_GIVEN REQUEST:_ Select lines where the word "text" appears.

Collected data entries:
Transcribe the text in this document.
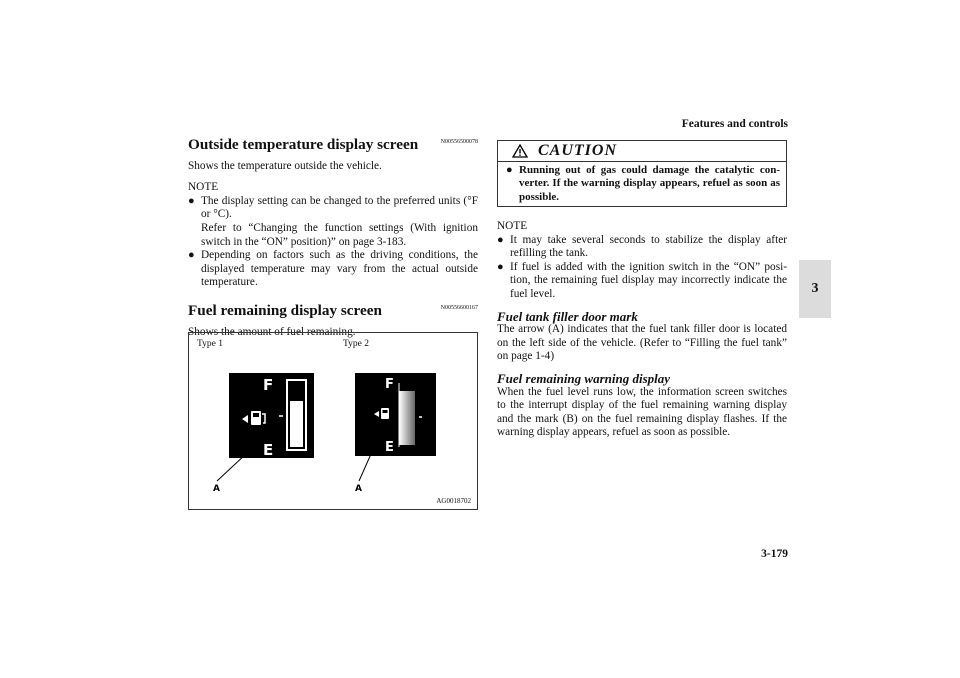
Features and controls
3-179
3
Outside temperature display screen	N00556500078

Shows the temperature outside the vehicle.

NOTE
● The display setting can be changed to the preferred units (°F or °C).
Refer to “Changing the function settings (With ignition switch in the “ON” position)” on page 3-183.
● Depending on factors such as the driving conditions, the displayed temperature may vary from the actual outside temperature.
Fuel remaining display screen	N00556600167

Shows the amount of fuel remaining.

Type 1	Type 2
F
E
A
F
E
A
AG0018702
CAUTION
● Running out of gas could damage the catalytic con-verter. If the warning display appears, refuel as soon as possible.
NOTE
● It may take several seconds to stabilize the display after refilling the tank.
● If fuel is added with the ignition switch in the “ON” posi-tion, the remaining fuel display may incorrectly indicate the fuel level.
Fuel tank filler door mark

The arrow (A) indicates that the fuel tank filler door is located on the left side of the vehicle. (Refer to “Filling the fuel tank” on page 1-4)

Fuel remaining warning display

When the fuel level runs low, the information screen switches to the interrupt display of the fuel remaining warning display and the mark (B) on the fuel remaining display flashes. If the warning display appears, refuel as soon as possible.
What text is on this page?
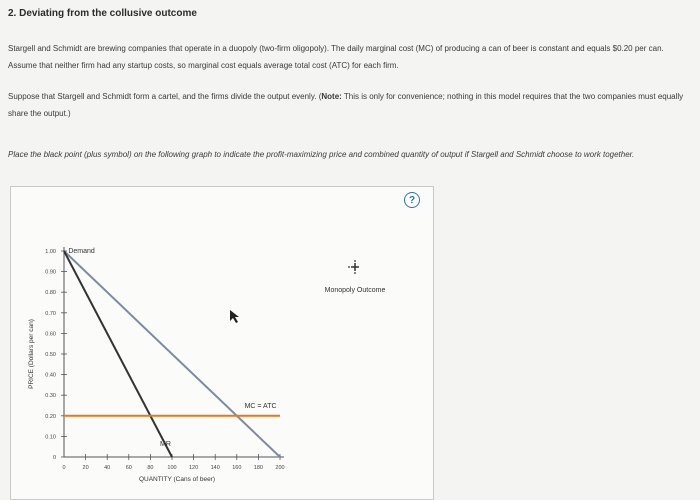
2. Deviating from the collusive outcome
Stargell and Schmidt are brewing companies that operate in a duopoly (two-firm oligopoly). The daily marginal cost (MC) of producing a can of beer is constant and equals $0.20 per can. Assume that neither firm had any startup costs, so marginal cost equals average total cost (ATC) for each firm.
Suppose that Stargell and Schmidt form a cartel, and the firms divide the output evenly. (Note: This is only for convenience; nothing in this model requires that the two companies must equally share the output.)
Place the black point (plus symbol) on the following graph to indicate the profit-maximizing price and combined quantity of output if Stargell and Schmidt choose to work together.
0
0.10
0.20
0.30
0.40
0.50
0.60
0.70
0.80
0.90
1.00
0	20	40	60	80	100 120 140 160 180 200
PRICE (Dollars per can)
QUANTITY (Cans of beer)
Demand
MR
MC = ATC
Monopoly Outcome
?
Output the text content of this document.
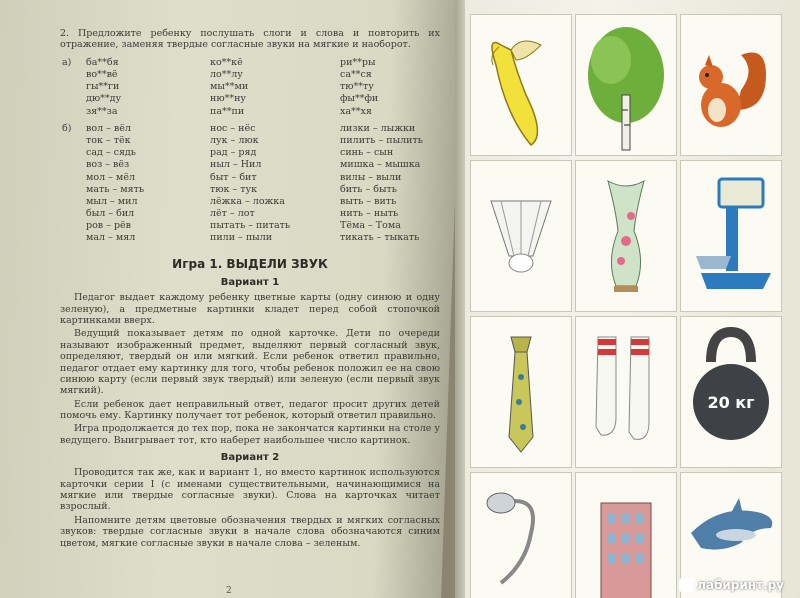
2. Предложите ребенку послушать слоги и слова и повторить их отражение, заменяя твердые согласные звуки на мягкие и наоборот.
а) ба**бя
во**вё
гы**ги
дю**ду
зя**за
ко**кё
ло**лу
мы**ми
ню**ну
па**пи
ри**ры
са**ся
тю**ту
фы**фи
ха**хя
б) вол – вёл
ток – тёк
сад – сядь
воз – вёз
мол – мёл
мать – мять
мыл – мил
был – бил
ров – рёв
мал – мял
нос – нёс
лук – люк
рад – ряд
ныл – Нил
быт – бит
тюк – тук
лёжка – ложка
лёт – лот
пытать – питать
пили – пыли
лизки – лыжки
пилить – пылить
синь – сын
мишка – мышка
вилы – выли
бить – быть
выть – вить
нить – ныть
Тёма – Тома
тикать – тыкать
Игра 1. ВЫДЕЛИ ЗВУК
Вариант 1

Педагог выдает каждому ребенку цветные карты (одну синюю и одну зеленую), а предметные картинки кладет перед собой стопочкой картинками вверх.

Ведущий показывает детям по одной карточке. Дети по очереди называют изображенный предмет, выделяют первый согласный звук, определяют, твердый он или мягкий. Если ребенок ответил правильно, педагог отдает ему картинку для того, чтобы ребенок положил ее на свою синюю карту (если первый звук твердый) или зеленую (если первый звук мягкий).

Если ребенок дает неправильный ответ, педагог просит других детей помочь ему. Картинку получает тот ребенок, который ответил правильно.

Игра продолжается до тех пор, пока не закончатся картинки на столе у ведущего. Выигрывает тот, кто наберет наибольшее число картинок.

Вариант 2

Проводится так же, как и вариант 1, но вместо картинок используются карточки серии I (с именами существительными, начинающимися на мягкие или твердые согласные звуки). Слова на карточках читает взрослый.

Напомните детям цветовые обозначения твердых и мягких согласных звуков: твердые согласные звуки в начале слова обозначаются синим цветом, мягкие согласные звуки в начале слова – зеленым.

2
20 кг
лабиринт.ру
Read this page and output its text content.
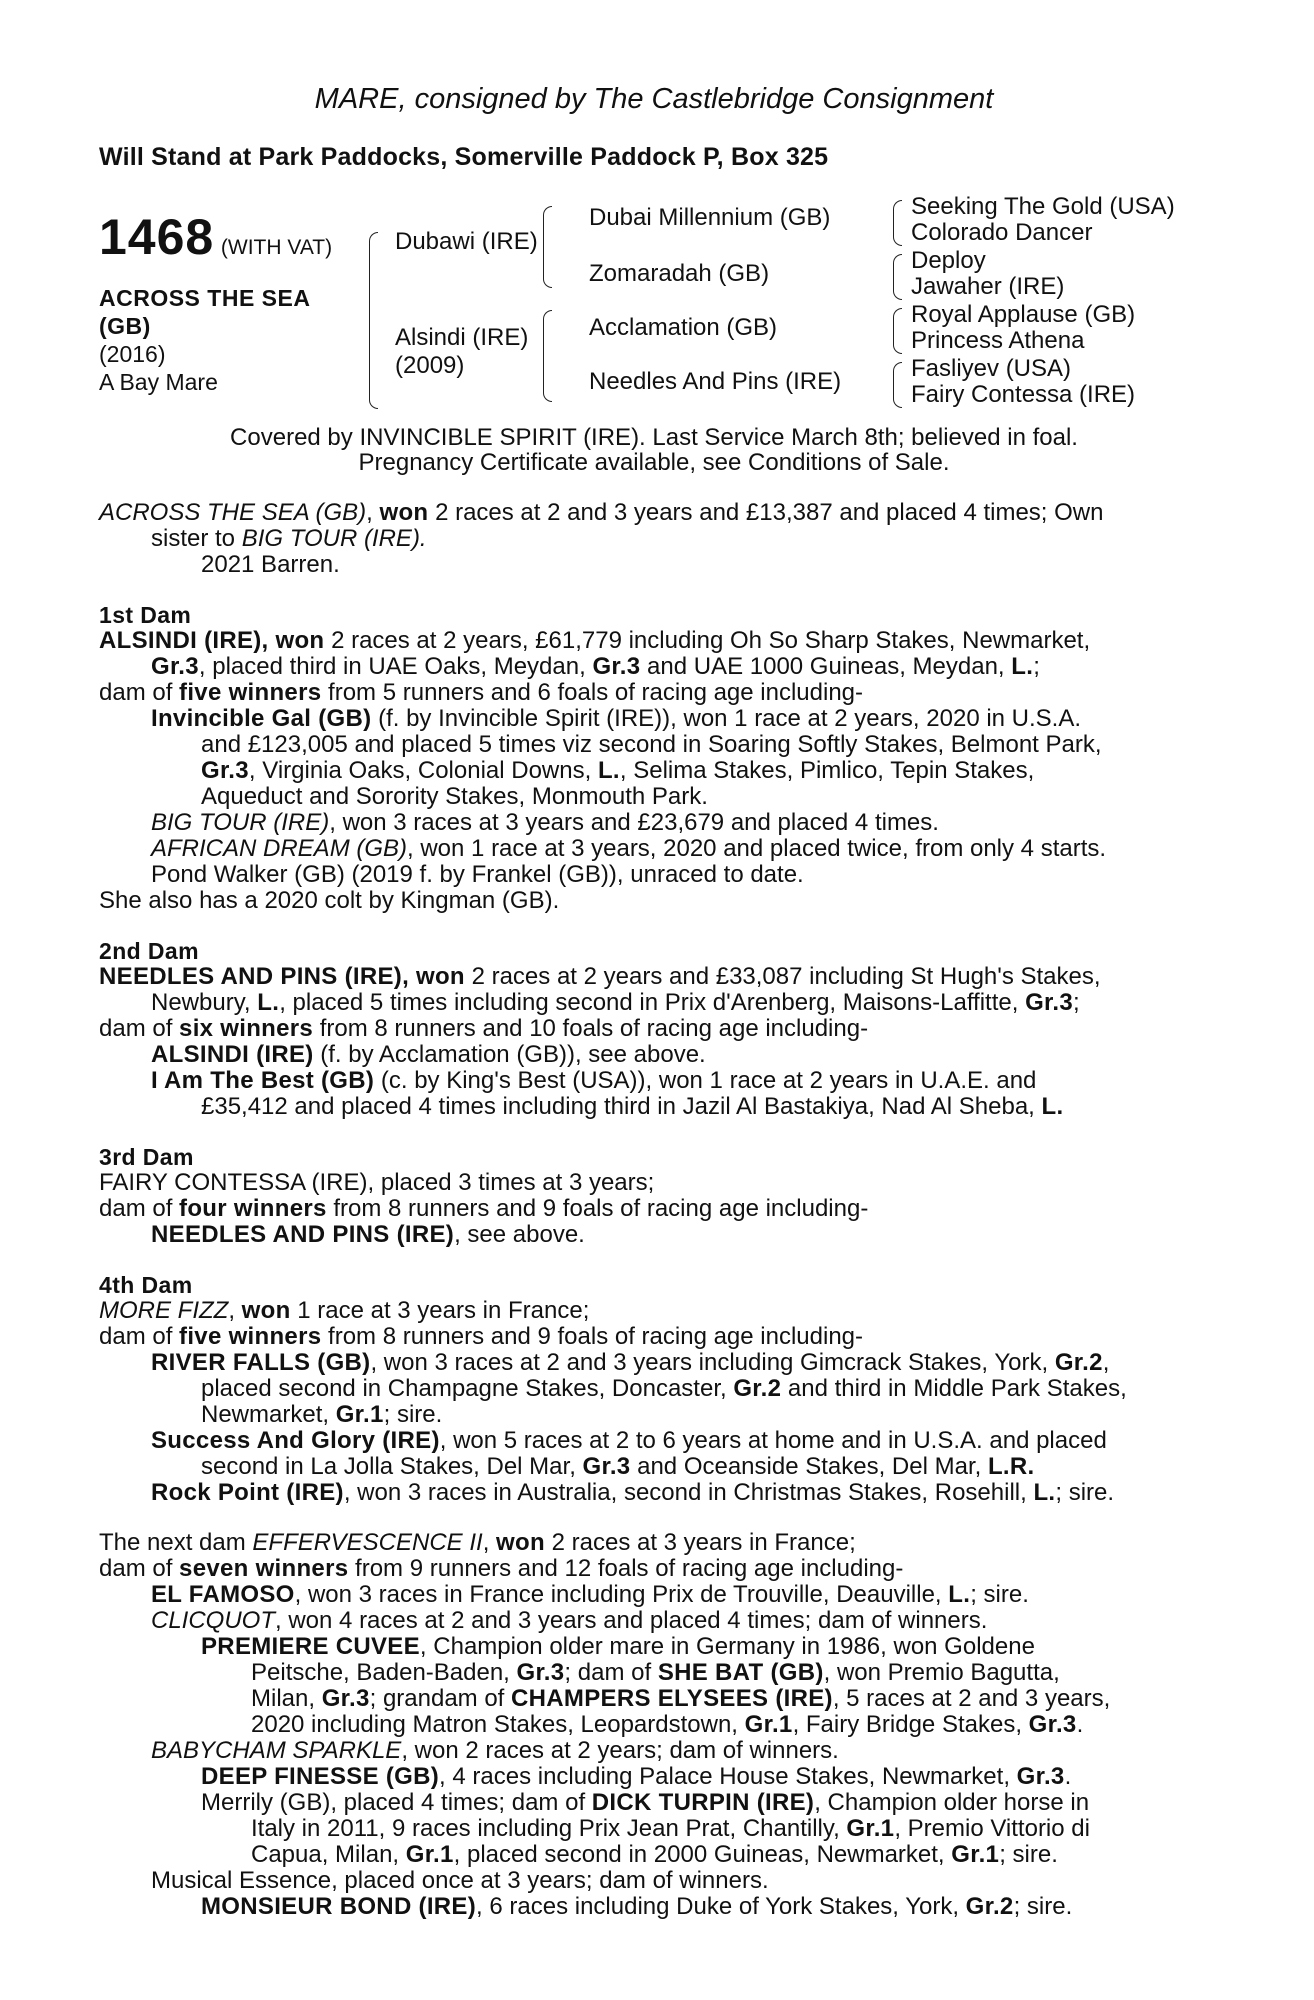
MARE, consigned by The Castlebridge Consignment
Will Stand at Park Paddocks, Somerville Paddock P, Box 325
1468 (WITH VAT)
ACROSS THE SEA
(GB)
(2016)
A Bay Mare
Dubawi (IRE)
Alsindi (IRE)
(2009)
Dubai Millennium (GB)
Zomaradah (GB)
Acclamation (GB)
Needles And Pins (IRE)
Seeking The Gold (USA)
Colorado Dancer
Deploy
Jawaher (IRE)
Royal Applause (GB)
Princess Athena
Fasliyev (USA)
Fairy Contessa (IRE)
Covered by INVINCIBLE SPIRIT (IRE). Last Service March 8th; believed in foal.
Pregnancy Certificate available, see Conditions of Sale.
ACROSS THE SEA (GB), won 2 races at 2 and 3 years and £13,387 and placed 4 times; Own
sister to BIG TOUR (IRE).
2021 Barren.
1st Dam
ALSINDI (IRE), won 2 races at 2 years, £61,779 including Oh So Sharp Stakes, Newmarket,
Gr.3, placed third in UAE Oaks, Meydan, Gr.3 and UAE 1000 Guineas, Meydan, L.;
dam of five winners from 5 runners and 6 foals of racing age including-
Invincible Gal (GB) (f. by Invincible Spirit (IRE)), won 1 race at 2 years, 2020 in U.S.A.
and £123,005 and placed 5 times viz second in Soaring Softly Stakes, Belmont Park,
Gr.3, Virginia Oaks, Colonial Downs, L., Selima Stakes, Pimlico, Tepin Stakes,
Aqueduct and Sorority Stakes, Monmouth Park.
BIG TOUR (IRE), won 3 races at 3 years and £23,679 and placed 4 times.
AFRICAN DREAM (GB), won 1 race at 3 years, 2020 and placed twice, from only 4 starts.
Pond Walker (GB) (2019 f. by Frankel (GB)), unraced to date.
She also has a 2020 colt by Kingman (GB).
2nd Dam
NEEDLES AND PINS (IRE), won 2 races at 2 years and £33,087 including St Hugh's Stakes,
Newbury, L., placed 5 times including second in Prix d'Arenberg, Maisons-Laffitte, Gr.3;
dam of six winners from 8 runners and 10 foals of racing age including-
ALSINDI (IRE) (f. by Acclamation (GB)), see above.
I Am The Best (GB) (c. by King's Best (USA)), won 1 race at 2 years in U.A.E. and
£35,412 and placed 4 times including third in Jazil Al Bastakiya, Nad Al Sheba, L.
3rd Dam
FAIRY CONTESSA (IRE), placed 3 times at 3 years;
dam of four winners from 8 runners and 9 foals of racing age including-
NEEDLES AND PINS (IRE), see above.
4th Dam
MORE FIZZ, won 1 race at 3 years in France;
dam of five winners from 8 runners and 9 foals of racing age including-
RIVER FALLS (GB), won 3 races at 2 and 3 years including Gimcrack Stakes, York, Gr.2,
placed second in Champagne Stakes, Doncaster, Gr.2 and third in Middle Park Stakes,
Newmarket, Gr.1; sire.
Success And Glory (IRE), won 5 races at 2 to 6 years at home and in U.S.A. and placed
second in La Jolla Stakes, Del Mar, Gr.3 and Oceanside Stakes, Del Mar, L.R.
Rock Point (IRE), won 3 races in Australia, second in Christmas Stakes, Rosehill, L.; sire.
The next dam EFFERVESCENCE II, won 2 races at 3 years in France;
dam of seven winners from 9 runners and 12 foals of racing age including-
EL FAMOSO, won 3 races in France including Prix de Trouville, Deauville, L.; sire.
CLICQUOT, won 4 races at 2 and 3 years and placed 4 times; dam of winners.
PREMIERE CUVEE, Champion older mare in Germany in 1986, won Goldene
Peitsche, Baden-Baden, Gr.3; dam of SHE BAT (GB), won Premio Bagutta,
Milan, Gr.3; grandam of CHAMPERS ELYSEES (IRE), 5 races at 2 and 3 years,
2020 including Matron Stakes, Leopardstown, Gr.1, Fairy Bridge Stakes, Gr.3.
BABYCHAM SPARKLE, won 2 races at 2 years; dam of winners.
DEEP FINESSE (GB), 4 races including Palace House Stakes, Newmarket, Gr.3.
Merrily (GB), placed 4 times; dam of DICK TURPIN (IRE), Champion older horse in
Italy in 2011, 9 races including Prix Jean Prat, Chantilly, Gr.1, Premio Vittorio di
Capua, Milan, Gr.1, placed second in 2000 Guineas, Newmarket, Gr.1; sire.
Musical Essence, placed once at 3 years; dam of winners.
MONSIEUR BOND (IRE), 6 races including Duke of York Stakes, York, Gr.2; sire.
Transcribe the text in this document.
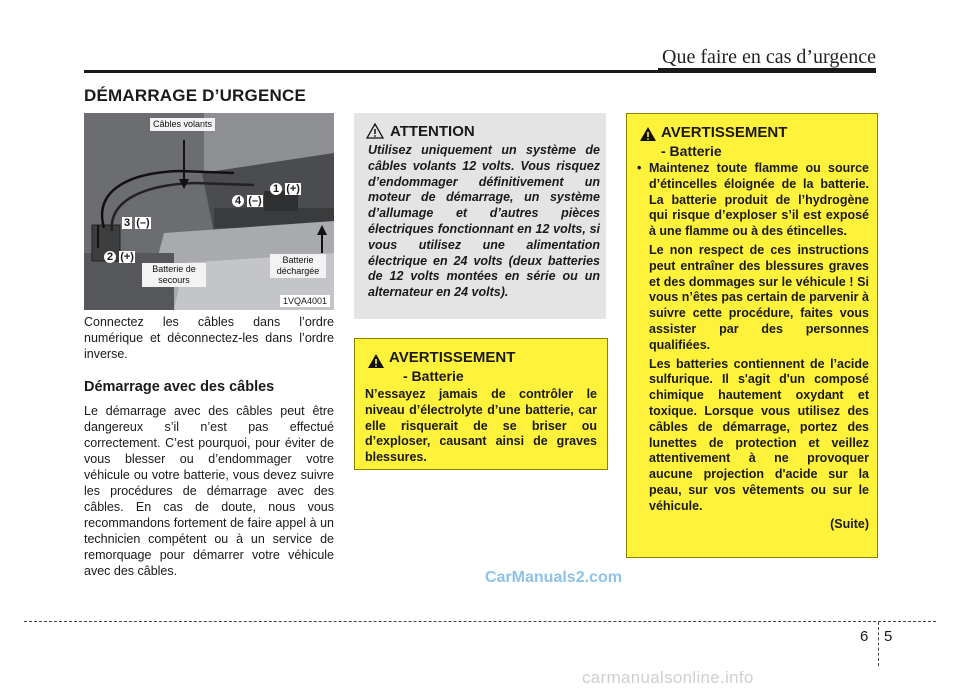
Que faire en cas d’urgence
DÉMARRAGE D’URGENCE
Câbles volants
Batterie de secours
Batterie déchargée
1 (+)
4 (–)
3 (–)
2 (+)
1VQA4001
Connectez les câbles dans l’ordre numérique et déconnectez-les dans l’ordre inverse.
Démarrage avec des câbles
Le démarrage avec des câbles peut être dangereux s’il n’est pas effectué correctement. C’est pourquoi, pour éviter de vous blesser ou d’endommager votre véhicule ou votre batterie, vous devez suivre les procédures de démarrage avec des câbles. En cas de doute, nous vous recommandons fortement de faire appel à un technicien compétent ou à un service de remorquage pour démarrer votre véhicule avec des câbles.
ATTENTION
Utilisez uniquement un système de câbles volants 12 volts. Vous risquez d’endommager définitivement un moteur de démarrage, un système d’allumage et d’autres pièces électriques fonctionnant en 12 volts, si vous utilisez une alimentation électrique en 24 volts (deux batteries de 12 volts montées en série ou un alternateur en 24 volts).
AVERTISSEMENT
- Batterie
N’essayez jamais de contrôler le niveau d’électrolyte d’une batterie, car elle risquerait de se briser ou d’exploser, causant ainsi de graves blessures.
AVERTISSEMENT
- Batterie
• Maintenez toute flamme ou source d’étincelles éloignée de la batterie. La batterie produit de l’hydrogène qui risque d’exploser s’il est exposé à une flamme ou à des étincelles.
Le non respect de ces instructions peut entraîner des blessures graves et des dommages sur le véhicule ! Si vous n’êtes pas certain de parvenir à suivre cette procédure, faites vous assister par des personnes qualifiées.
Les batteries contiennent de l’acide sulfurique. Il s'agit d'un composé chimique hautement oxydant et toxique. Lorsque vous utilisez des câbles de démarrage, portez des lunettes de protection et veillez attentivement à ne provoquer aucune projection d'acide sur la peau, sur vos vêtements ou sur le véhicule.
(Suite)
CarManuals2.com
6 5
carmanualsonline.info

_CORRECT RESULT:_
Transcribe the text in this document.
What text is on this page?
Output the text content of this document.
Read this page and output its text content.
Transcribe the text in this document.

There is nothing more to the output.